> **Work to be completed**:
Report all lines holding "JSON".

> **Stored records**:

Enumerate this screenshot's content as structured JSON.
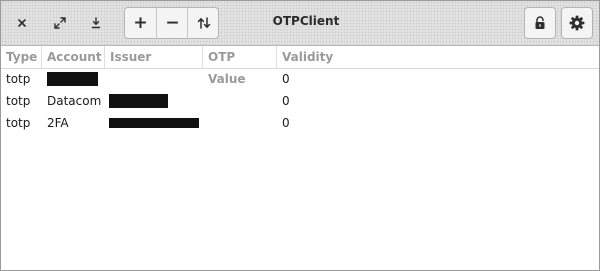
{
  "app": {
    "title": "OTPClient"
  },
  "toolbar": {
    "close_icon": "close-icon",
    "expand_icon": "expand-icon",
    "download_icon": "download-icon",
    "add_label": "+",
    "remove_label": "−",
    "sort_icon": "sort-arrows-icon",
    "lock_icon": "lock-icon",
    "settings_icon": "gear-icon"
  },
  "table": {
    "columns": [
      "Type",
      "Account",
      "Issuer",
      "OTP Value",
      "Validity"
    ],
    "rows": [
      {
        "type": "totp",
        "account": "",
        "account_redacted": true,
        "issuer": "",
        "issuer_redacted": false,
        "otp_value": "",
        "validity": "0"
      },
      {
        "type": "totp",
        "account": "Datacom",
        "account_redacted": false,
        "issuer": "",
        "issuer_redacted": true,
        "otp_value": "",
        "validity": "0"
      },
      {
        "type": "totp",
        "account": "2FA",
        "account_redacted": false,
        "issuer": "",
        "issuer_redacted": true,
        "otp_value": "",
        "validity": "0"
      }
    ]
  },
  "colors": {
    "header_bg": "#e2e2e2",
    "column_header_text": "#9a9a9a",
    "redaction": "#111111"
  }
}
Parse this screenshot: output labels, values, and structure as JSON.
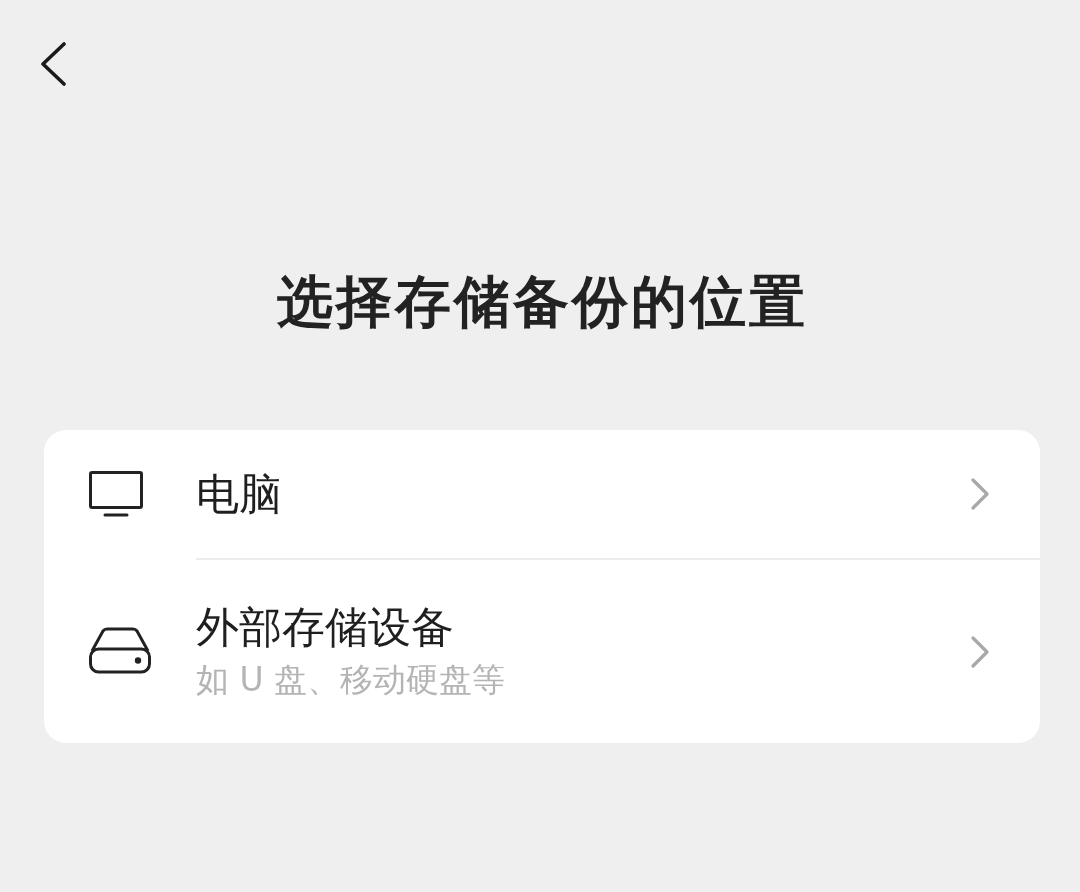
{
  "title": "选择存储备份的位置",
  "locations": [
    {
      "kind": "computer",
      "title": "电脑"
    },
    {
      "kind": "storage",
      "title": "外部存储设备",
      "subtitle": "如 U 盘、移动硬盘等"
    }
  ]
}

> **Reply to the exercise**:
Enumerate this screenshot's content as structured JSON.
Parse this screenshot: output labels, values, and structure as JSON.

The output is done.